_DIRECTIONS FOR THIS TASK_: Copy the records below exactly, leaving out every picture.

——————

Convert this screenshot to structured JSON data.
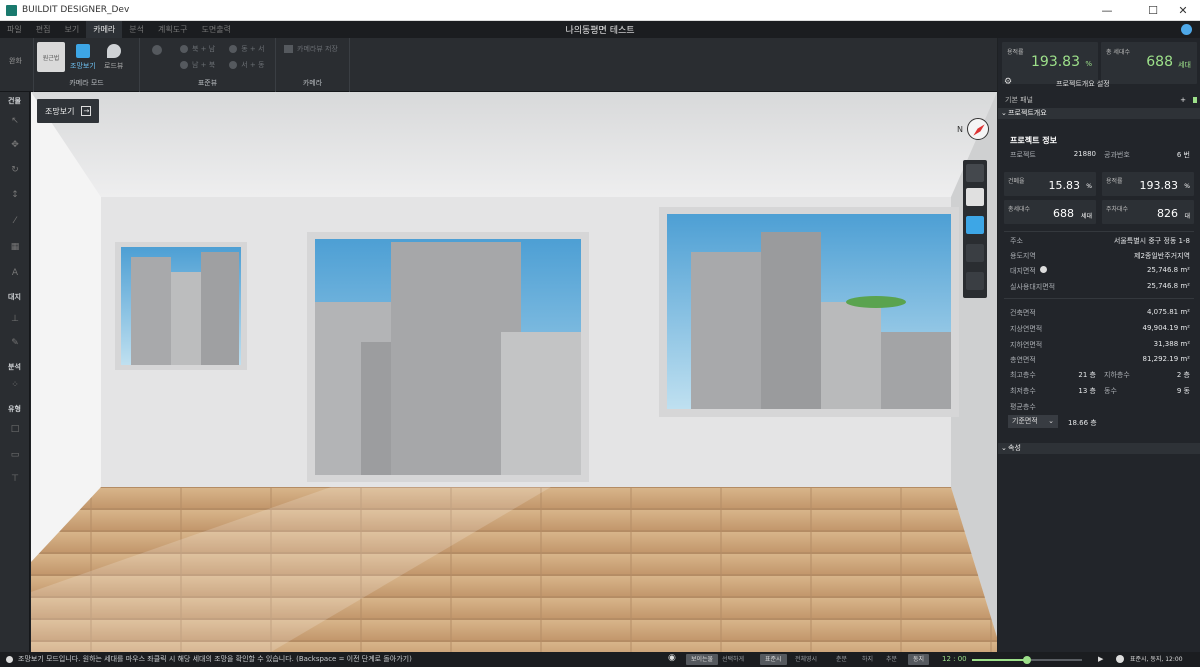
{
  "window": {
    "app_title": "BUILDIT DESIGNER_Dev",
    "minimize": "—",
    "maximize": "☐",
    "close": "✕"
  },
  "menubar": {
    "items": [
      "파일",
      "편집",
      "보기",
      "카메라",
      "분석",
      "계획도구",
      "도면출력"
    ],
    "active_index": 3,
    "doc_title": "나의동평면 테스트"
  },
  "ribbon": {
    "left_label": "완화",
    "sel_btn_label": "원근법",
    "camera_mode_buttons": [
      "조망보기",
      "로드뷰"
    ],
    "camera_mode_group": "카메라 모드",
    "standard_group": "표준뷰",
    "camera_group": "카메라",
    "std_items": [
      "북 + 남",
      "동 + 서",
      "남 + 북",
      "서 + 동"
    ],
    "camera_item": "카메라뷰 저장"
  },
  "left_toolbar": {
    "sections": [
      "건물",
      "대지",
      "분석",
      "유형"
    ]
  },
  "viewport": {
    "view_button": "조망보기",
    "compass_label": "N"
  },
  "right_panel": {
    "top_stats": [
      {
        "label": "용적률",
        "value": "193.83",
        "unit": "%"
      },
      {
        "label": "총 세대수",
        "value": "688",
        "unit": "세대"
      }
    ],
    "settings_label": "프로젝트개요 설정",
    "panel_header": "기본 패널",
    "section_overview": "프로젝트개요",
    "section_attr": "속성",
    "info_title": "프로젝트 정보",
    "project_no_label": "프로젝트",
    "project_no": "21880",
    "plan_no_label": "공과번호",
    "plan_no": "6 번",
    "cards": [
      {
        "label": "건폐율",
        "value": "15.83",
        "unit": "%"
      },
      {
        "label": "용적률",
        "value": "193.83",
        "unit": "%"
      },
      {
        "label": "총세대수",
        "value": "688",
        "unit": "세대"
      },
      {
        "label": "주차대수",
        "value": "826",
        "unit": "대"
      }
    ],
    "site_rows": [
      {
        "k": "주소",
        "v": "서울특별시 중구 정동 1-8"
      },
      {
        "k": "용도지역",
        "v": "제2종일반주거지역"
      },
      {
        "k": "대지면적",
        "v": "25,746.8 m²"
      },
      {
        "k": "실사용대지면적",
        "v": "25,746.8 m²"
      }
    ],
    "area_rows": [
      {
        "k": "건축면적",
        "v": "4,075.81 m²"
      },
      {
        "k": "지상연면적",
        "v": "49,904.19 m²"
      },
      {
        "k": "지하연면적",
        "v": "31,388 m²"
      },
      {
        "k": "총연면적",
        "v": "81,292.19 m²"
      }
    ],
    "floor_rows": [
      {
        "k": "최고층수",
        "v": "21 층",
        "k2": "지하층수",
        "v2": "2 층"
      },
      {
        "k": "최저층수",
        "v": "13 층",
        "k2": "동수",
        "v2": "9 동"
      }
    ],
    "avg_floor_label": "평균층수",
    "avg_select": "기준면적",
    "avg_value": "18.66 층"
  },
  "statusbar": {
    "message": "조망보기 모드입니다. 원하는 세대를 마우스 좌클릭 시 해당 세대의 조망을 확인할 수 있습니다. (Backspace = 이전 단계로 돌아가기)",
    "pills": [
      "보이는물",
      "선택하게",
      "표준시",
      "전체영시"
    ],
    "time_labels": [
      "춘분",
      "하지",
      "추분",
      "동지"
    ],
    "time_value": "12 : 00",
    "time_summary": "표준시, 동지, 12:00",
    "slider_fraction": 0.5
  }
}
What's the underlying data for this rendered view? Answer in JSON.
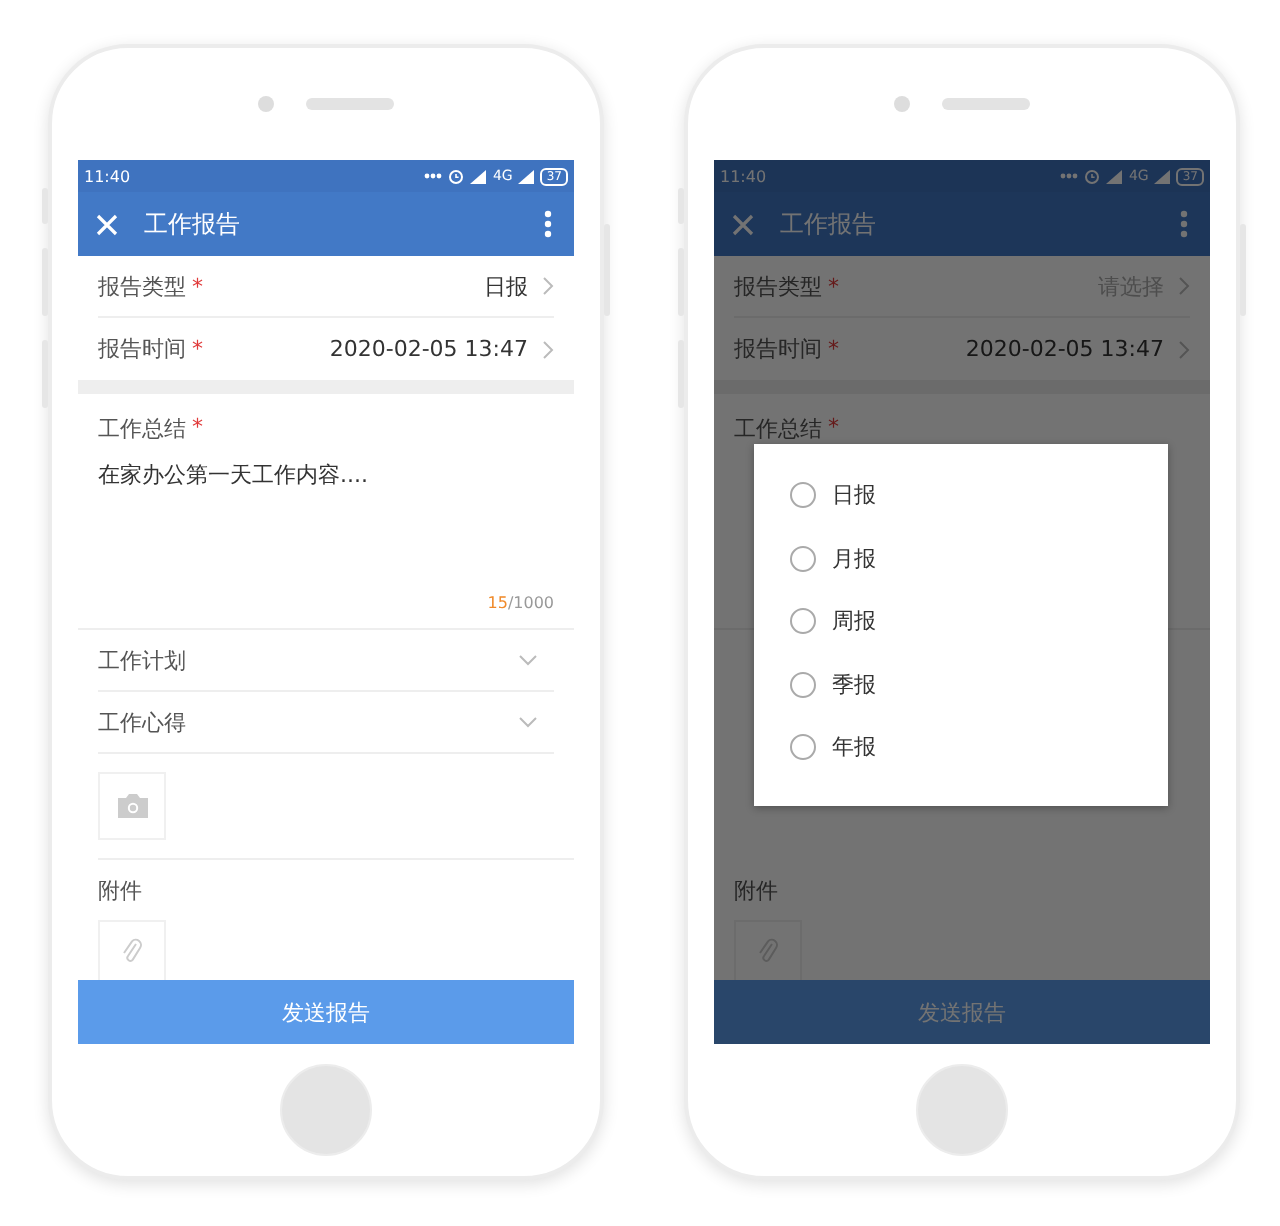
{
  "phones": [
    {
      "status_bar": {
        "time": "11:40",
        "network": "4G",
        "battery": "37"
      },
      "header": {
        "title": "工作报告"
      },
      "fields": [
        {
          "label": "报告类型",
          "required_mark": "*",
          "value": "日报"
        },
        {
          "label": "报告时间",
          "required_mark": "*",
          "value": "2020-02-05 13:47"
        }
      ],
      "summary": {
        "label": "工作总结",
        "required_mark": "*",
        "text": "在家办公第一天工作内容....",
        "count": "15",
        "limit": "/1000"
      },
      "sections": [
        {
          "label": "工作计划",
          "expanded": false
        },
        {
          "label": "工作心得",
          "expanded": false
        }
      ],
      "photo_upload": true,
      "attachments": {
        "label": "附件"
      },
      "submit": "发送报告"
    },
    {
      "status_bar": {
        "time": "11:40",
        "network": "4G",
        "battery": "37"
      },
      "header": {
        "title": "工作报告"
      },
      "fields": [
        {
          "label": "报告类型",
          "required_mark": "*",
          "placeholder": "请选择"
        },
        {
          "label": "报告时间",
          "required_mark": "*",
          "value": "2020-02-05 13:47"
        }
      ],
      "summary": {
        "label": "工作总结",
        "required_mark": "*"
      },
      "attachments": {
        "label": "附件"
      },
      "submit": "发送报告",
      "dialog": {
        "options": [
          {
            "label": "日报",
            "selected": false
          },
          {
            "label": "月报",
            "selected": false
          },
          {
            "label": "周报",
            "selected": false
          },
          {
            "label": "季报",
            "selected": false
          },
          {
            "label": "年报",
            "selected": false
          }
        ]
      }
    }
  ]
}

——————

_ANSWER BELOW_:
Convert this screenshot to structured JSON data.
{
  "window": {
    "app_title": "BUILDIT DESIGNER_Dev",
    "minimize": "—",
    "maximize": "☐",
    "close": "✕"
  },
  "menubar": {
    "items": [
      "파일",
      "편집",
      "보기",
      "카메라",
      "분석",
      "계획도구",
      "도면출력"
    ],
    "active_index": 3,
    "doc_title": "나의동평면 테스트"
  },
  "ribbon": {
    "left_label": "완화",
    "sel_btn_label": "원근법",
    "camera_mode_buttons": [
      "조망보기",
      "로드뷰"
    ],
    "camera_mode_group": "카메라 모드",
    "standard_group": "표준뷰",
    "camera_group": "카메라",
    "std_items": [
      "북 + 남",
      "동 + 서",
      "남 + 북",
      "서 + 동"
    ],
    "camera_item": "카메라뷰 저장"
  },
  "left_toolbar": {
    "sections": [
      "건물",
      "대지",
      "분석",
      "유형"
    ]
  },
  "viewport": {
    "view_button": "조망보기",
    "compass_label": "N"
  },
  "right_panel": {
    "top_stats": [
      {
        "label": "용적률",
        "value": "193.83",
        "unit": "%"
      },
      {
        "label": "총 세대수",
        "value": "688",
        "unit": "세대"
      }
    ],
    "settings_label": "프로젝트개요 설정",
    "panel_header": "기본 패널",
    "section_overview": "프로젝트개요",
    "section_attr": "속성",
    "info_title": "프로젝트 정보",
    "project_no_label": "프로젝트",
    "project_no": "21880",
    "plan_no_label": "공과번호",
    "plan_no": "6 번",
    "cards": [
      {
        "label": "건폐율",
        "value": "15.83",
        "unit": "%"
      },
      {
        "label": "용적률",
        "value": "193.83",
        "unit": "%"
      },
      {
        "label": "총세대수",
        "value": "688",
        "unit": "세대"
      },
      {
        "label": "주차대수",
        "value": "826",
        "unit": "대"
      }
    ],
    "site_rows": [
      {
        "k": "주소",
        "v": "서울특별시 중구 정동 1-8"
      },
      {
        "k": "용도지역",
        "v": "제2종일반주거지역"
      },
      {
        "k": "대지면적",
        "v": "25,746.8 m²"
      },
      {
        "k": "실사용대지면적",
        "v": "25,746.8 m²"
      }
    ],
    "area_rows": [
      {
        "k": "건축면적",
        "v": "4,075.81 m²"
      },
      {
        "k": "지상연면적",
        "v": "49,904.19 m²"
      },
      {
        "k": "지하연면적",
        "v": "31,388 m²"
      },
      {
        "k": "총연면적",
        "v": "81,292.19 m²"
      }
    ],
    "floor_rows": [
      {
        "k": "최고층수",
        "v": "21 층",
        "k2": "지하층수",
        "v2": "2 층"
      },
      {
        "k": "최저층수",
        "v": "13 층",
        "k2": "동수",
        "v2": "9 동"
      }
    ],
    "avg_floor_label": "평균층수",
    "avg_select": "기준면적",
    "avg_value": "18.66 층"
  },
  "statusbar": {
    "message": "조망보기 모드입니다. 원하는 세대를 마우스 좌클릭 시 해당 세대의 조망을 확인할 수 있습니다. (Backspace = 이전 단계로 돌아가기)",
    "pills": [
      "보이는물",
      "선택하게",
      "표준시",
      "전체영시"
    ],
    "time_labels": [
      "춘분",
      "하지",
      "추분",
      "동지"
    ],
    "time_value": "12 : 00",
    "time_summary": "표준시, 동지, 12:00",
    "slider_fraction": 0.5
  }
}
What's the underlying data for this rendered view? Answer in JSON.
{
  "phones": [
    {
      "status_bar": {
        "time": "11:40",
        "network": "4G",
        "battery": "37"
      },
      "header": {
        "title": "工作报告"
      },
      "fields": [
        {
          "label": "报告类型",
          "required_mark": "*",
          "value": "日报"
        },
        {
          "label": "报告时间",
          "required_mark": "*",
          "value": "2020-02-05 13:47"
        }
      ],
      "summary": {
        "label": "工作总结",
        "required_mark": "*",
        "text": "在家办公第一天工作内容....",
        "count": "15",
        "limit": "/1000"
      },
      "sections": [
        {
          "label": "工作计划",
          "expanded": false
        },
        {
          "label": "工作心得",
          "expanded": false
        }
      ],
      "photo_upload": true,
      "attachments": {
        "label": "附件"
      },
      "submit": "发送报告"
    },
    {
      "status_bar": {
        "time": "11:40",
        "network": "4G",
        "battery": "37"
      },
      "header": {
        "title": "工作报告"
      },
      "fields": [
        {
          "label": "报告类型",
          "required_mark": "*",
          "placeholder": "请选择"
        },
        {
          "label": "报告时间",
          "required_mark": "*",
          "value": "2020-02-05 13:47"
        }
      ],
      "summary": {
        "label": "工作总结",
        "required_mark": "*"
      },
      "attachments": {
        "label": "附件"
      },
      "submit": "发送报告",
      "dialog": {
        "options": [
          {
            "label": "日报",
            "selected": false
          },
          {
            "label": "月报",
            "selected": false
          },
          {
            "label": "周报",
            "selected": false
          },
          {
            "label": "季报",
            "selected": false
          },
          {
            "label": "年报",
            "selected": false
          }
        ]
      }
    }
  ]
}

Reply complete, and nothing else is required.